Exercise requirements: Return all lines that include the string "this".

## begin

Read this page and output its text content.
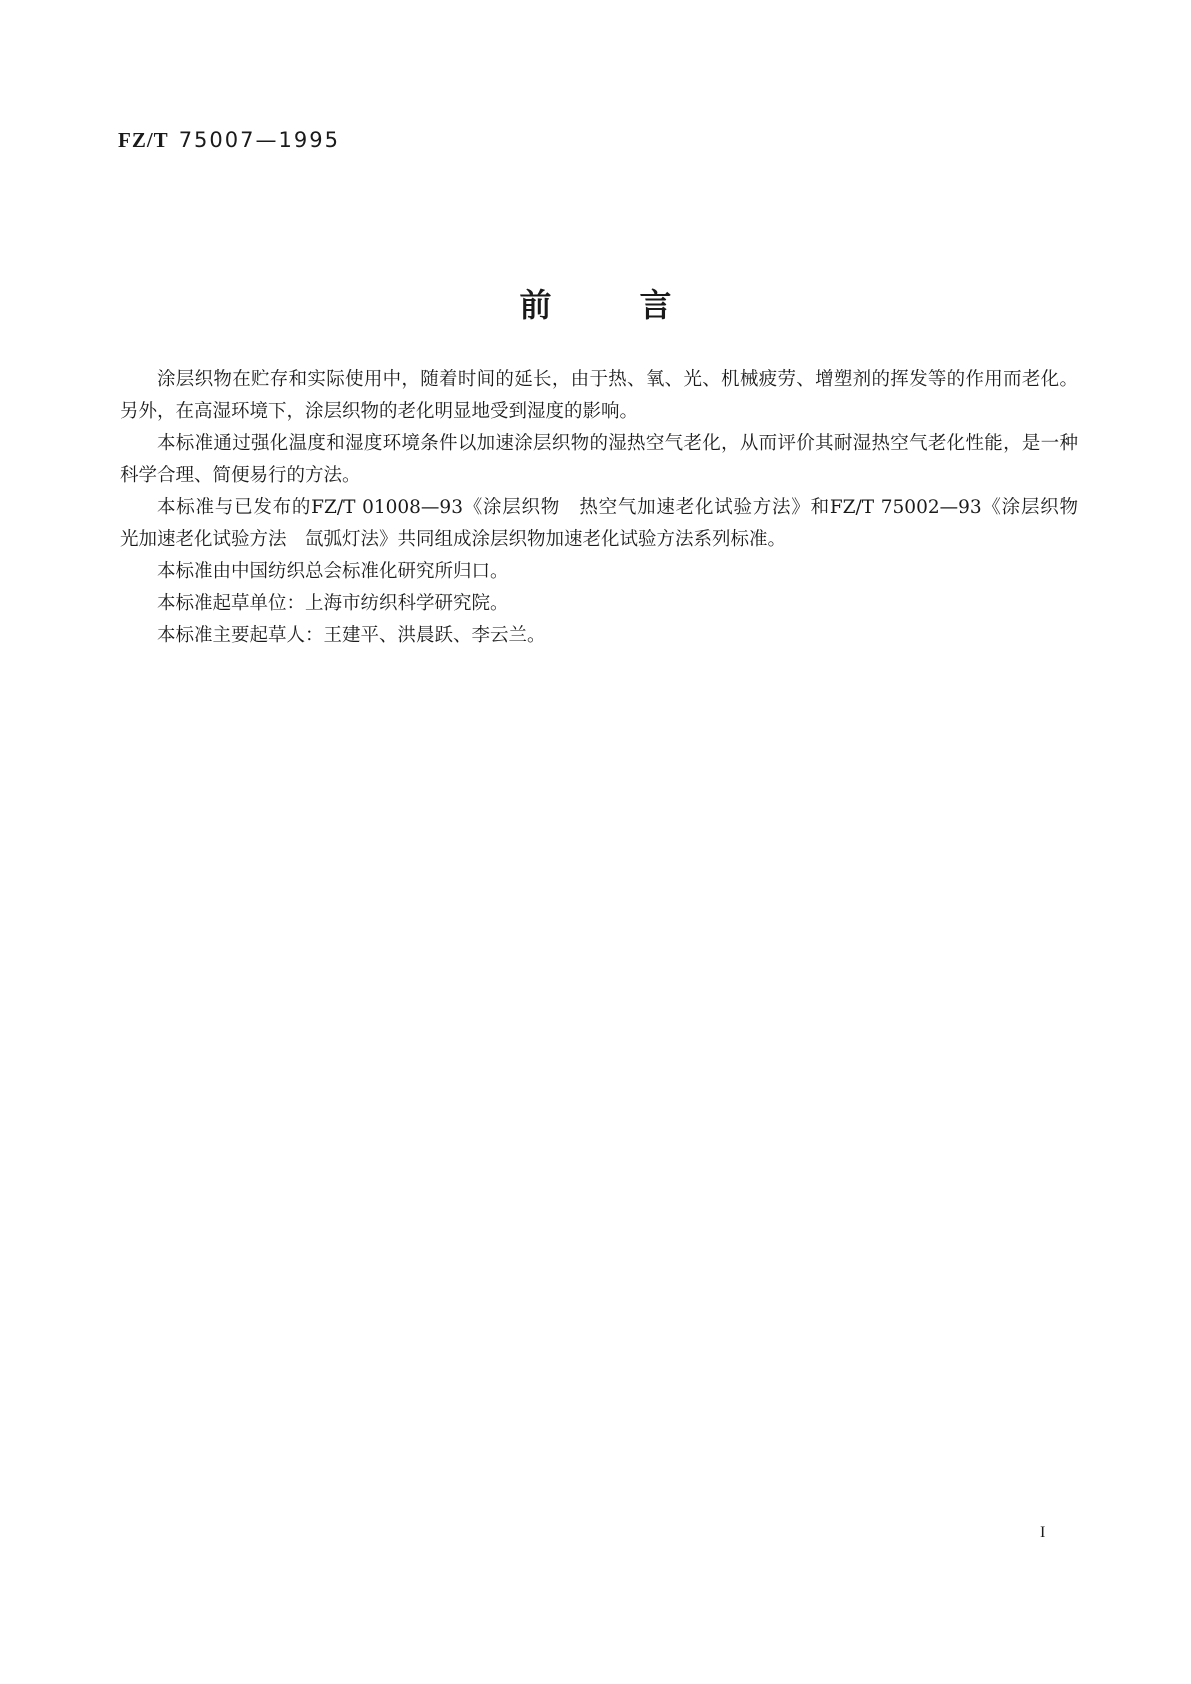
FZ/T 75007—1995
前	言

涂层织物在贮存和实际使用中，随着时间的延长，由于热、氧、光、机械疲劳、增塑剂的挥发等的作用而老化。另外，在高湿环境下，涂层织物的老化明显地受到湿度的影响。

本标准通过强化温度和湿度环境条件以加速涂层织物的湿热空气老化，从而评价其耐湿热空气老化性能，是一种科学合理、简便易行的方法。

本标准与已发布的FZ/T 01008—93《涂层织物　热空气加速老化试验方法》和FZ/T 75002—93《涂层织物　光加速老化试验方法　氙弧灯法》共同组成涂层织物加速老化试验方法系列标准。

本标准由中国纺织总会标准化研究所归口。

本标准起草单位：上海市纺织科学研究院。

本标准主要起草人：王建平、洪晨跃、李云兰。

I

## end
## begin

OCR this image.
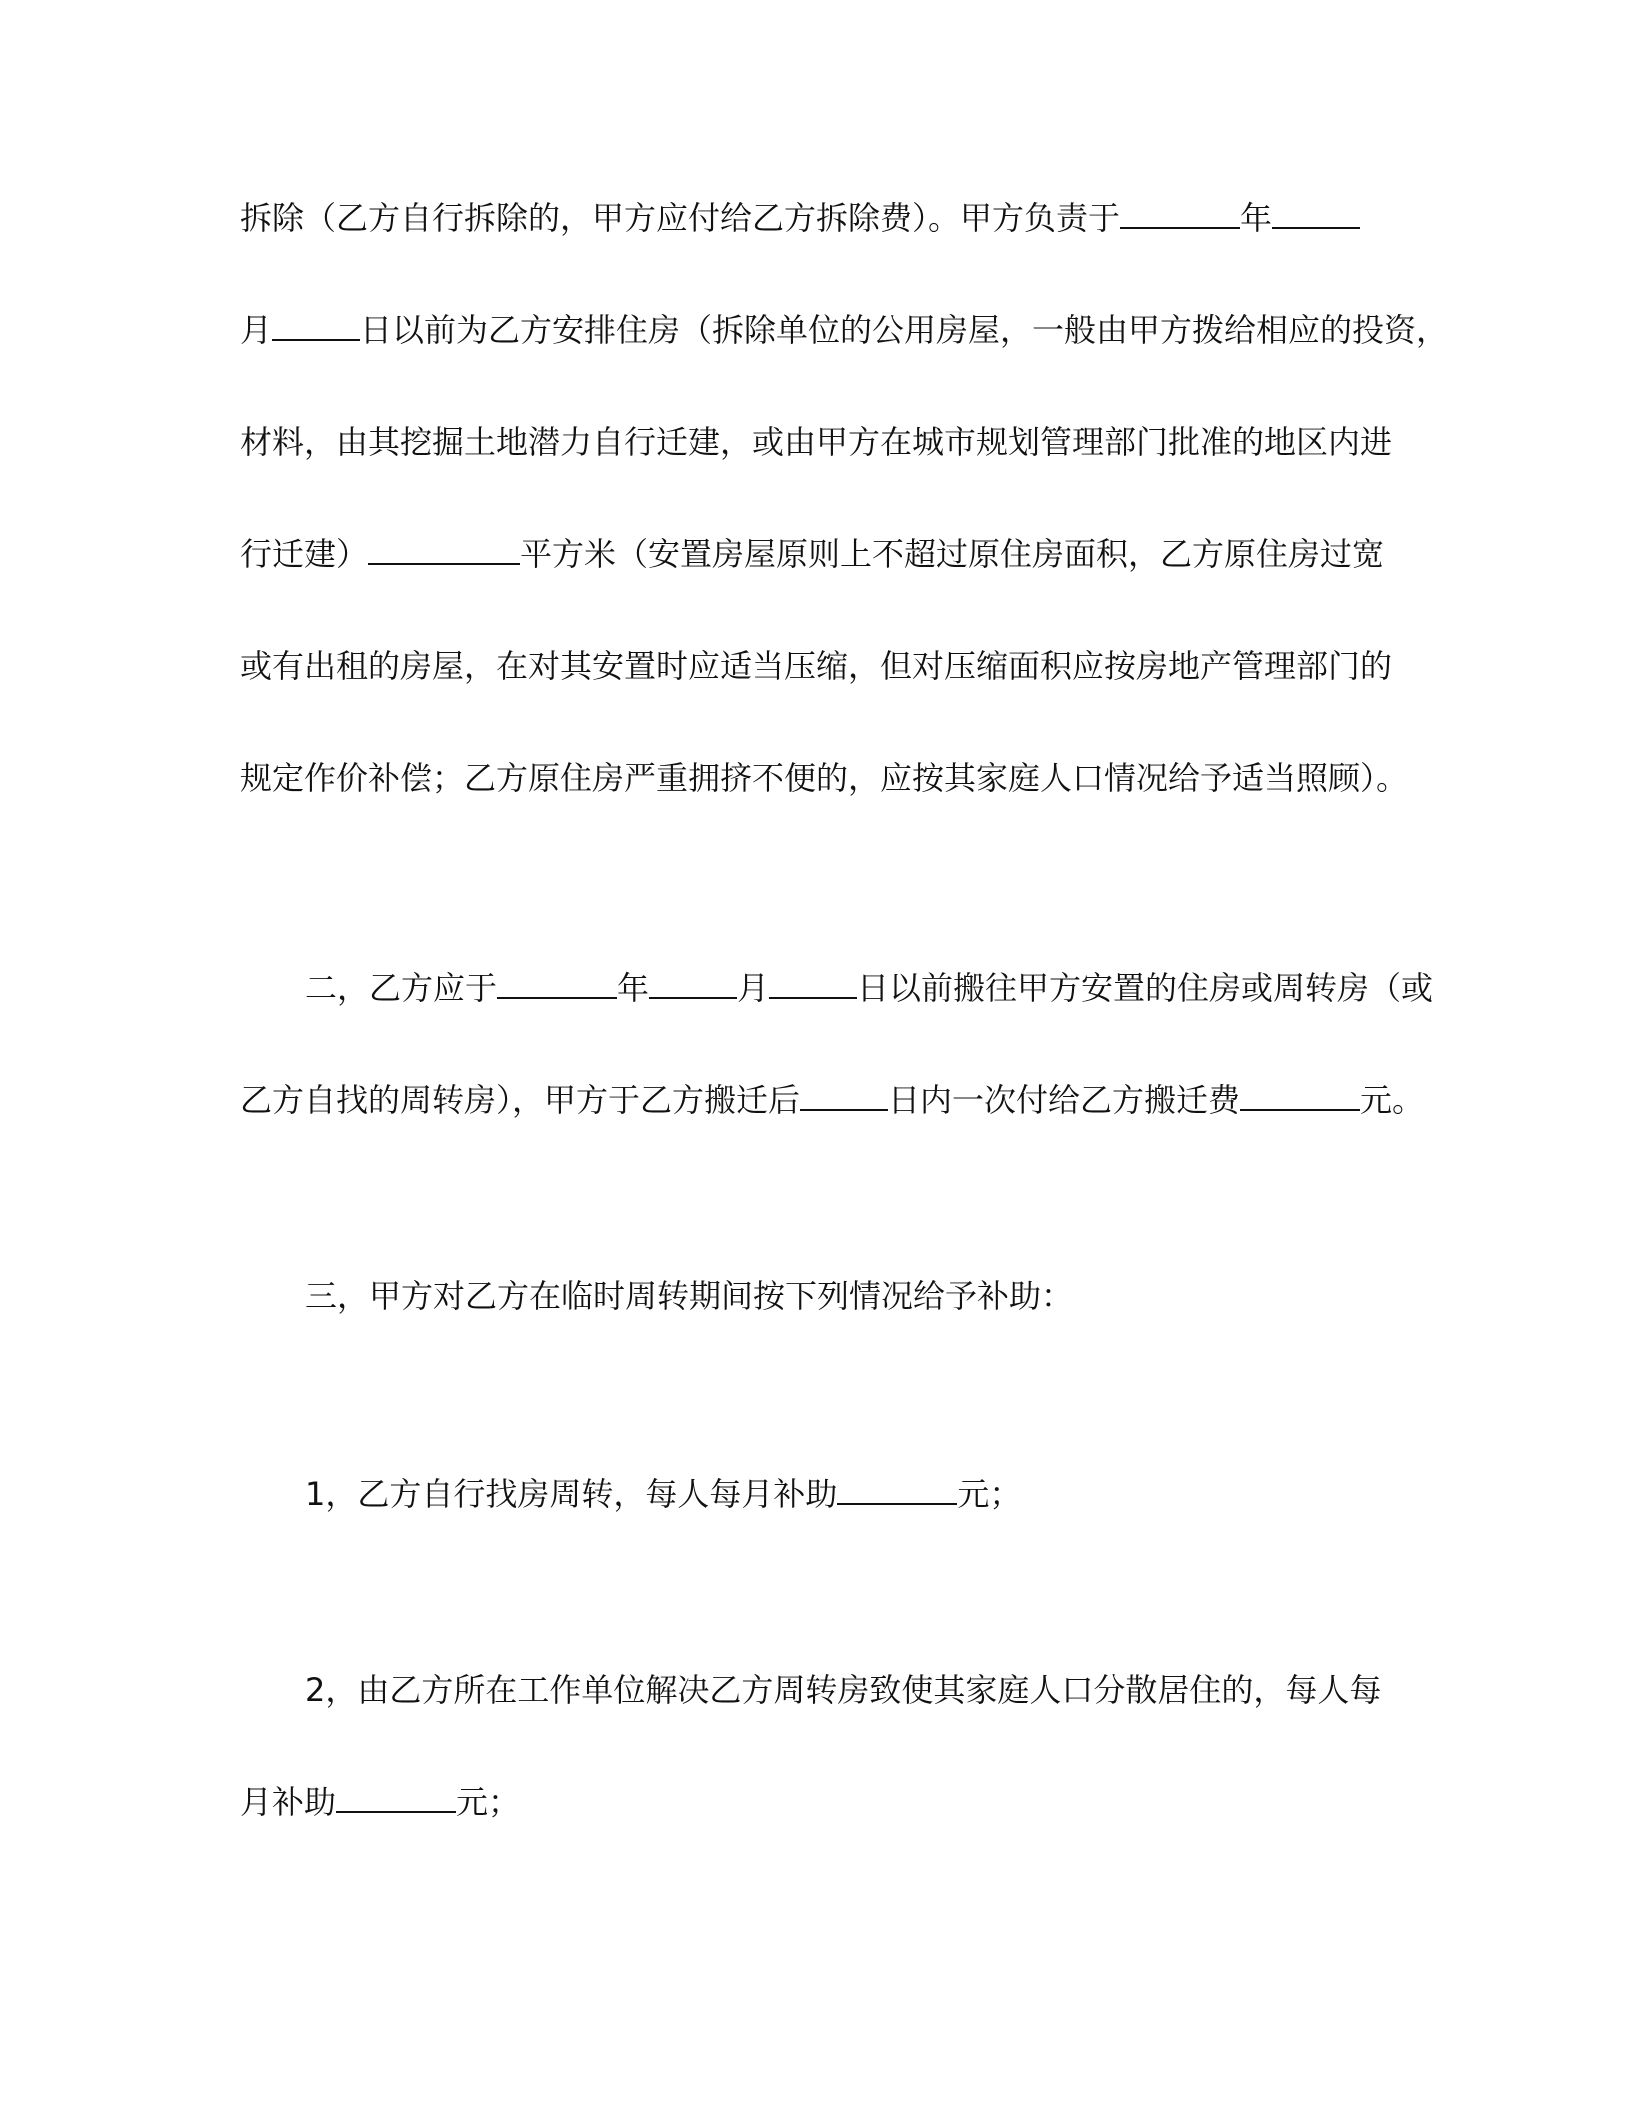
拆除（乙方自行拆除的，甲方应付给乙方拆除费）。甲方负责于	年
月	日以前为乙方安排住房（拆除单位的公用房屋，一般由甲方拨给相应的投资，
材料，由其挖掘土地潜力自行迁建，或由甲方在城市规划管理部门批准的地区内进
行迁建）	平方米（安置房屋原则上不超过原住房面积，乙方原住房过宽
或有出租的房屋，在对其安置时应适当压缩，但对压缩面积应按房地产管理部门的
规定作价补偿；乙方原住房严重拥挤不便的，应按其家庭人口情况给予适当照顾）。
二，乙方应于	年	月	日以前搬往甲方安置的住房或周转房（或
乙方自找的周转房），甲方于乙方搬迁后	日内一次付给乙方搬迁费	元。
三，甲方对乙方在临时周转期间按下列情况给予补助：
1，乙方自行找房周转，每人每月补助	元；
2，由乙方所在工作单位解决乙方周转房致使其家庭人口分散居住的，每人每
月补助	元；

## end

Solution to the exercise:
Read this page and output its text content.
OCR this image.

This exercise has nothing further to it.